- _Excerpted data_:
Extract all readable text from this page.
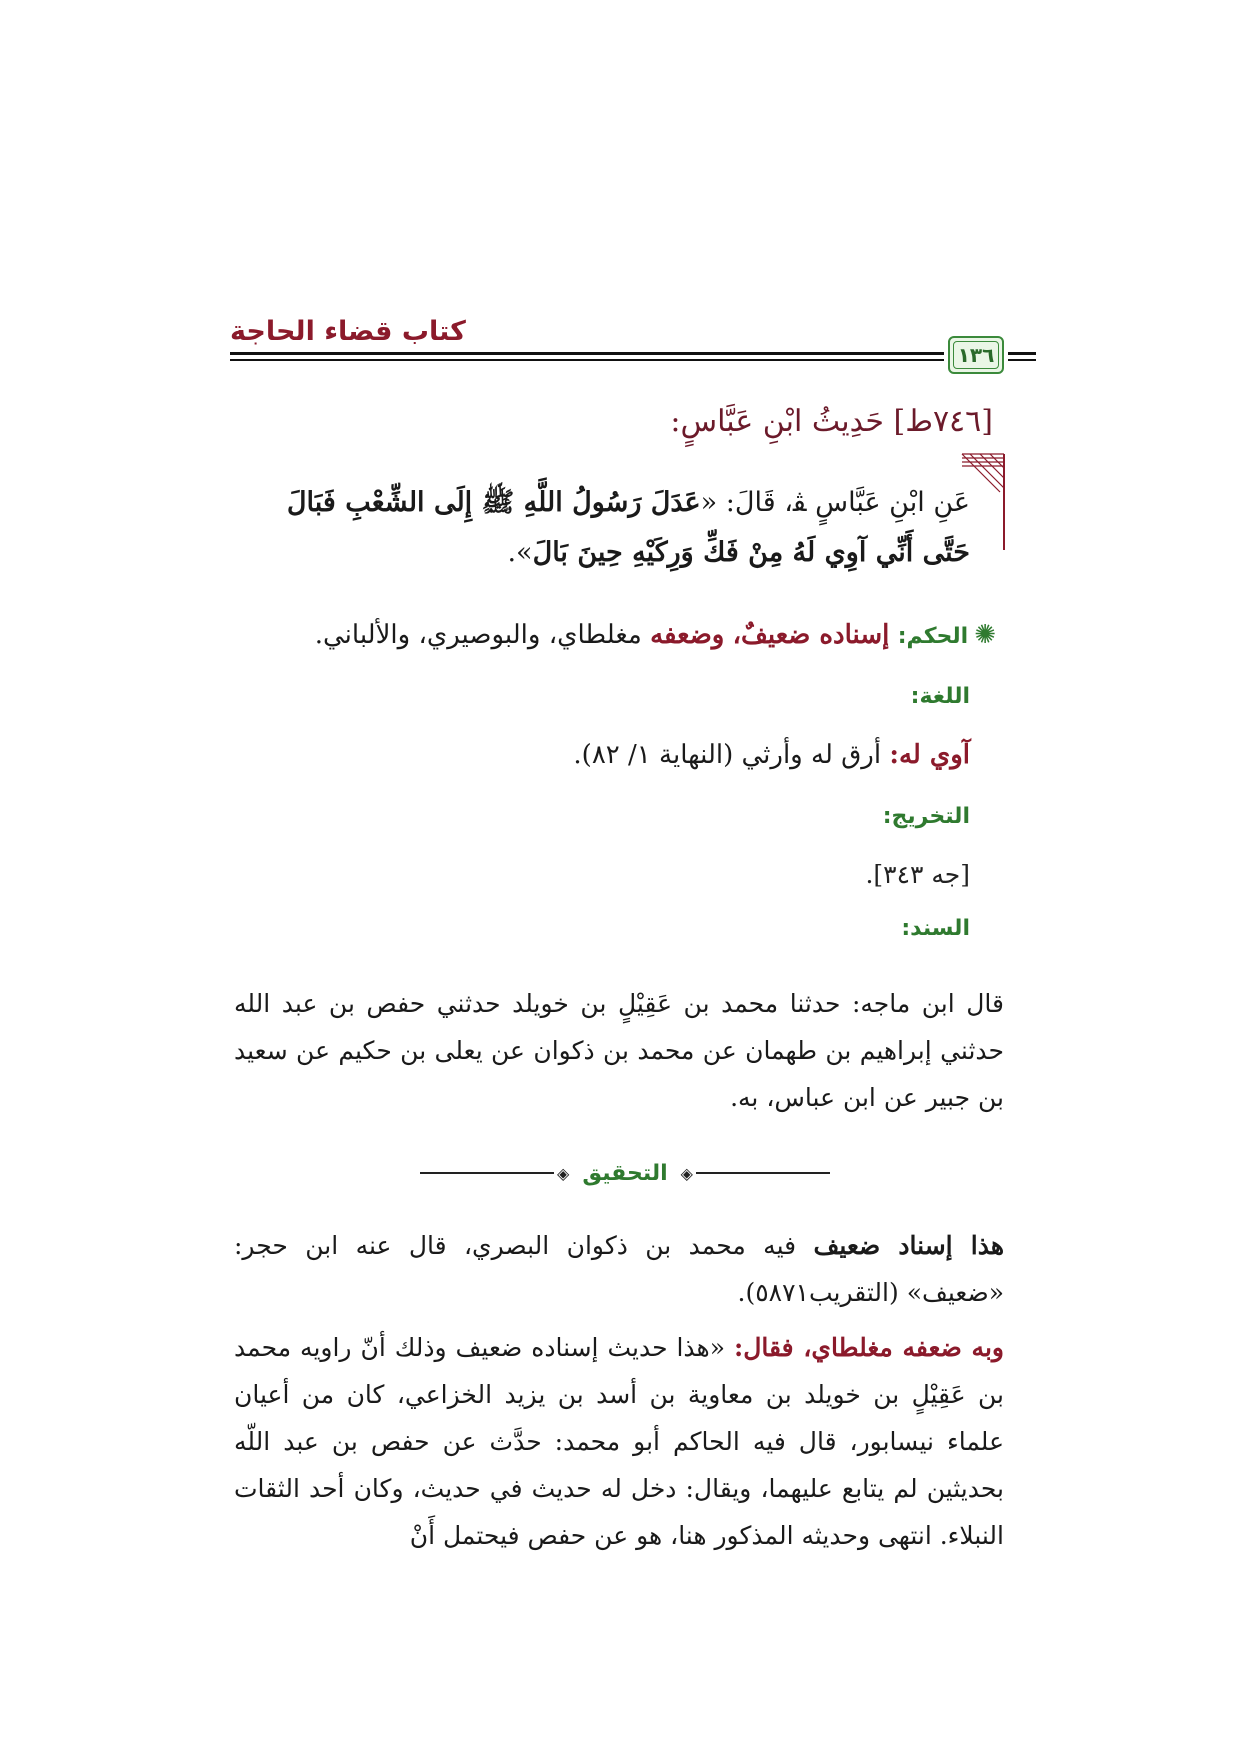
كتاب قضاء الحاجة
١٣٦
[٧٤٦ط] حَدِيثُ ابْنِ عَبَّاسٍ:
عَنِ ابْنِ عَبَّاسٍ ﭭ، قَالَ: «عَدَلَ رَسُولُ اللَّهِ ﷺ إِلَى الشِّعْبِ فَبَالَ حَتَّى أَنِّي آوِي لَهُ مِنْ فَكِّ وَرِكَيْهِ حِينَ بَالَ».
✺الحكم: إسناده ضعيفٌ، وضعفه مغلطاي، والبوصيري، والألباني.
اللغة:
آوي له: أرق له وأرثي (النهاية ١/ ٨٢).
التخريج:
[جه ٣٤٣].
السند:
قال ابن ماجه: حدثنا محمد بن عَقِيْلٍ بن خويلد حدثني حفص بن عبد الله حدثني إبراهيم بن طهمان عن محمد بن ذكوان عن يعلى بن حكيم عن سعيد بن جبير عن ابن عباس، به.
◈ التحقيق ◈
هذا إسناد ضعيف فيه محمد بن ذكوان البصري، قال عنه ابن حجر: «ضعيف» (التقريب٥٨٧١).
وبه ضعفه مغلطاي، فقال: «هذا حديث إسناده ضعيف وذلك أنّ راويه محمد بن عَقِيْلٍ بن خويلد بن معاوية بن أسد بن يزيد الخزاعي، كان من أعيان علماء نيسابور، قال فيه الحاكم أبو محمد: حدَّث عن حفص بن عبد اللّه بحديثين لم يتابع عليهما، ويقال: دخل له حديث في حديث، وكان أحد الثقات النبلاء. انتهى وحديثه المذكور هنا، هو عن حفص فيحتمل أَنْ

- _Request_: Quote the records above exactly, leaving out any pictures.

- _Problem solution_:
Extract all readable text from this page.
كتاب قضاء الحاجة
١٣٦
[٧٤٦ط] حَدِيثُ ابْنِ عَبَّاسٍ:
عَنِ ابْنِ عَبَّاسٍ ﭭ، قَالَ: «عَدَلَ رَسُولُ اللَّهِ ﷺ إِلَى الشِّعْبِ فَبَالَ حَتَّى أَنِّي آوِي لَهُ مِنْ فَكِّ وَرِكَيْهِ حِينَ بَالَ».
✺الحكم: إسناده ضعيفٌ، وضعفه مغلطاي، والبوصيري، والألباني.
اللغة:
آوي له: أرق له وأرثي (النهاية ١/ ٨٢).
التخريج:
[جه ٣٤٣].
السند:
قال ابن ماجه: حدثنا محمد بن عَقِيْلٍ بن خويلد حدثني حفص بن عبد الله حدثني إبراهيم بن طهمان عن محمد بن ذكوان عن يعلى بن حكيم عن سعيد بن جبير عن ابن عباس، به.
◈ التحقيق ◈
هذا إسناد ضعيف فيه محمد بن ذكوان البصري، قال عنه ابن حجر: «ضعيف» (التقريب٥٨٧١).
وبه ضعفه مغلطاي، فقال: «هذا حديث إسناده ضعيف وذلك أنّ راويه محمد بن عَقِيْلٍ بن خويلد بن معاوية بن أسد بن يزيد الخزاعي، كان من أعيان علماء نيسابور، قال فيه الحاكم أبو محمد: حدَّث عن حفص بن عبد اللّه بحديثين لم يتابع عليهما، ويقال: دخل له حديث في حديث، وكان أحد الثقات النبلاء. انتهى وحديثه المذكور هنا، هو عن حفص فيحتمل أَنْ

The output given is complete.